To do – Gather the lines from the material that contain "value".

Data shown –
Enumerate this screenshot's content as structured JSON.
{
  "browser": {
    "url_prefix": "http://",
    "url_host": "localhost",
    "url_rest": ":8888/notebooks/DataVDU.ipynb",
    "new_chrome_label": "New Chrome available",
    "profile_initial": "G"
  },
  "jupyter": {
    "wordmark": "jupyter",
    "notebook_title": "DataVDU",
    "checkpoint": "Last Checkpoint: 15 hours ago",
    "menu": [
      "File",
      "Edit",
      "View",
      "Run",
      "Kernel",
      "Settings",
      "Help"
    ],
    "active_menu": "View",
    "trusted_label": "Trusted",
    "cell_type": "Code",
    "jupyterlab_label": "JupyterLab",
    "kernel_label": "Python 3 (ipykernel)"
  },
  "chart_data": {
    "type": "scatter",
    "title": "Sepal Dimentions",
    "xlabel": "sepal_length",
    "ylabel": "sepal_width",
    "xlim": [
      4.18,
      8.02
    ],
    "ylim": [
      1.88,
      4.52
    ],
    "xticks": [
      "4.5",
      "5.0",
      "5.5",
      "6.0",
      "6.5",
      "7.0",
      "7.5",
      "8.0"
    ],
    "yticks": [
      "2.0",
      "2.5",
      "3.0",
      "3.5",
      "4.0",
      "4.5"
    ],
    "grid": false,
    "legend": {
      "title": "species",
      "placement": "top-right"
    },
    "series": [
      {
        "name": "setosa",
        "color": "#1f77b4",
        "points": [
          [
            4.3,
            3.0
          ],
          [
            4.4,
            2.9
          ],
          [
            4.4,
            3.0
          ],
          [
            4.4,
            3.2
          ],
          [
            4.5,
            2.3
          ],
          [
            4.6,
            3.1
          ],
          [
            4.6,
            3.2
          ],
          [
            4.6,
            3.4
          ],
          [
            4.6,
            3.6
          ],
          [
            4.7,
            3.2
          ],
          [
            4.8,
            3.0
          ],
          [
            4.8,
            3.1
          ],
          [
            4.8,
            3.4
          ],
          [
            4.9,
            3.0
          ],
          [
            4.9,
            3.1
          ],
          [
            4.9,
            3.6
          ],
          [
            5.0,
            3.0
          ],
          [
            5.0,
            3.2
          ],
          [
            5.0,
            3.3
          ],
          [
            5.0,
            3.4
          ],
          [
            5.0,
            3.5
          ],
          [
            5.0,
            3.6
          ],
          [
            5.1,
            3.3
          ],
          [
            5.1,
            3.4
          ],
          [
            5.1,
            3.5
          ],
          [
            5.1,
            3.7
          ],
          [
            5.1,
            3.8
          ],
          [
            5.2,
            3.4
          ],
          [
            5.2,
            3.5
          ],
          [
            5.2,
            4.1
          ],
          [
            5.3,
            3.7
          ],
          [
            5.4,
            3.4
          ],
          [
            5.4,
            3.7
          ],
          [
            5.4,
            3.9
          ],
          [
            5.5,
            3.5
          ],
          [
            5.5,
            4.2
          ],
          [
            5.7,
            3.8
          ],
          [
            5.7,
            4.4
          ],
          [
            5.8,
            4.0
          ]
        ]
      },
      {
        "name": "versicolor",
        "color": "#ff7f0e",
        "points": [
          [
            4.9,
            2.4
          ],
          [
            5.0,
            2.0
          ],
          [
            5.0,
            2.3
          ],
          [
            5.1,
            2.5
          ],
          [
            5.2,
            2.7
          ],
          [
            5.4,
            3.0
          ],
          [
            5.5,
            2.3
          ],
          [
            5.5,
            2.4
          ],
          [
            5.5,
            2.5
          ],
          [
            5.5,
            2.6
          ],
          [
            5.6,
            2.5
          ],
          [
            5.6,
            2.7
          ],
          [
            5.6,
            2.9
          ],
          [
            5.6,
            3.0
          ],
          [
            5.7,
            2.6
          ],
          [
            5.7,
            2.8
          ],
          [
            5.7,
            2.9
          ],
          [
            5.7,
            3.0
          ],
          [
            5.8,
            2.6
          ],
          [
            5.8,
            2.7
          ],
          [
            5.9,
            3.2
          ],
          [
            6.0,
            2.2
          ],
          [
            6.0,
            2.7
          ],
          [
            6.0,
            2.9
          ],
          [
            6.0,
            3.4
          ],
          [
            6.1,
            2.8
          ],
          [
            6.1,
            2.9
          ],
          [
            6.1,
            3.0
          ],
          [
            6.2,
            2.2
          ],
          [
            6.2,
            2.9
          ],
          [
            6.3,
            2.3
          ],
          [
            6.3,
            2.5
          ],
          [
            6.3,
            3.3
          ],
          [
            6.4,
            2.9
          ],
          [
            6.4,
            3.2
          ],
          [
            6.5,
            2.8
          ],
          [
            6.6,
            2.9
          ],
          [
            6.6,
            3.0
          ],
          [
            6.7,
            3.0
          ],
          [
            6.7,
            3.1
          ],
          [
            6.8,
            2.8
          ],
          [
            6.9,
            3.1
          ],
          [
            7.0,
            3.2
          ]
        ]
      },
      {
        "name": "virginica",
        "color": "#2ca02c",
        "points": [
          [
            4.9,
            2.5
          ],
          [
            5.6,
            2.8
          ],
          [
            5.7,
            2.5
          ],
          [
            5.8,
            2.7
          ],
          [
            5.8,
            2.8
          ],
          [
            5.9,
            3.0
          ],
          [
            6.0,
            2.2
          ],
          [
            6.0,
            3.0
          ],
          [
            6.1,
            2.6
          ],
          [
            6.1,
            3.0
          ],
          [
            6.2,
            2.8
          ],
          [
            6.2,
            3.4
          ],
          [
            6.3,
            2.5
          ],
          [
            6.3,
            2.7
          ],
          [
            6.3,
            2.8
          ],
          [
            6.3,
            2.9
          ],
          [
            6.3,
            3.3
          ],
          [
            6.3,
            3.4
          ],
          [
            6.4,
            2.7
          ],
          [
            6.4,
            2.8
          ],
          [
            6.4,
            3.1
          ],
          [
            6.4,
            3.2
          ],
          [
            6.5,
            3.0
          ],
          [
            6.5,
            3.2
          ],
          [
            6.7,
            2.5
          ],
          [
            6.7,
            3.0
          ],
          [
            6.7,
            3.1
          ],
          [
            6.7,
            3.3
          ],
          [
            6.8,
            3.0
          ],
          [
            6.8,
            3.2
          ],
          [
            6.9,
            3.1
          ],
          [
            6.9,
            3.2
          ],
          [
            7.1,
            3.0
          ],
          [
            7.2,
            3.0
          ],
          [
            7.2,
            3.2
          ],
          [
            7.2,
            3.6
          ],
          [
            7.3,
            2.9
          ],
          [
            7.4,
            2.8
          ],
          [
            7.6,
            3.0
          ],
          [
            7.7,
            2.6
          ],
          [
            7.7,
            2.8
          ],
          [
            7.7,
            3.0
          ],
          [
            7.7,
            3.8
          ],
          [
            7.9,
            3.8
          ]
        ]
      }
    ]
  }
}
--
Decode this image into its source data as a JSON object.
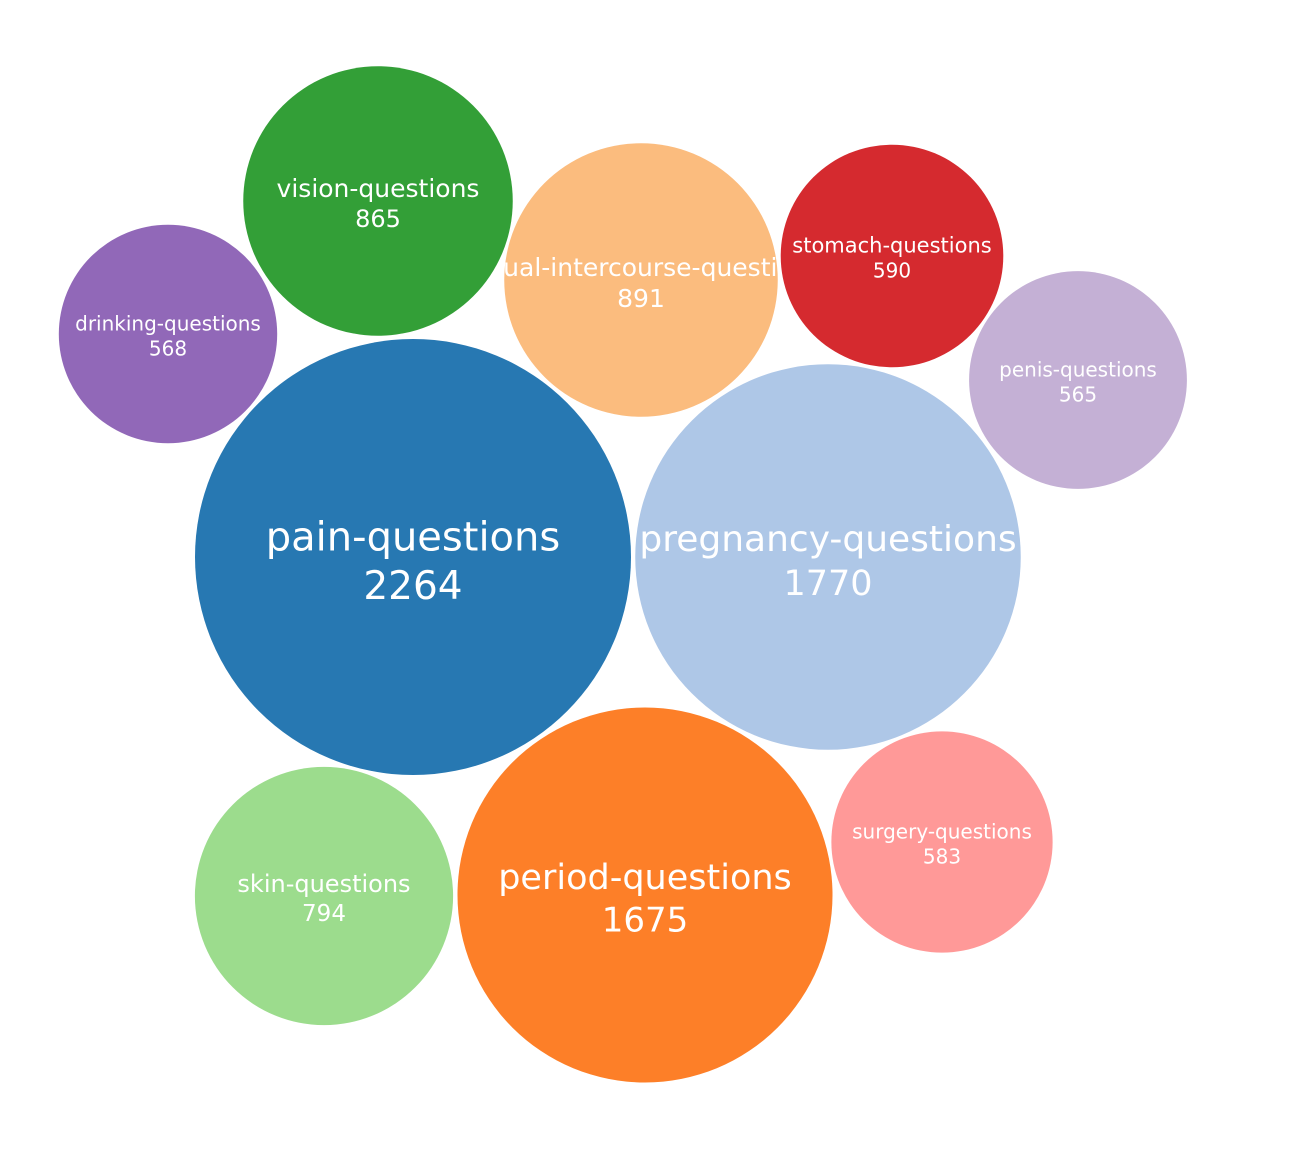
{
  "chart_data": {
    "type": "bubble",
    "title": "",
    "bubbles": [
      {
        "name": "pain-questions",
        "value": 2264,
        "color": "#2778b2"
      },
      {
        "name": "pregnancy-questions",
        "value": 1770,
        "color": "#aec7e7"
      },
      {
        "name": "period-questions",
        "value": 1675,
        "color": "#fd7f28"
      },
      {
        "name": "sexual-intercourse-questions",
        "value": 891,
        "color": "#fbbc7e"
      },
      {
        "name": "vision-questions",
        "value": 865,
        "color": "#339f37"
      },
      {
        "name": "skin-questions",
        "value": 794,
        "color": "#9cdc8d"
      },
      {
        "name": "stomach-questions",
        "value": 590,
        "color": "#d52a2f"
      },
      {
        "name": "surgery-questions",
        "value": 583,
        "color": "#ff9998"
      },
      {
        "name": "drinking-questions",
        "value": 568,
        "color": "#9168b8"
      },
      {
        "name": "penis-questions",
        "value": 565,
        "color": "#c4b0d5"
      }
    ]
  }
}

Solution –
        "value": 2264,
        "value": 1770,
        "value": 1675,
        "value": 891,
        "value": 865,
        "value": 794,
        "value": 590,
        "value": 583,
        "value": 568,
        "value": 565,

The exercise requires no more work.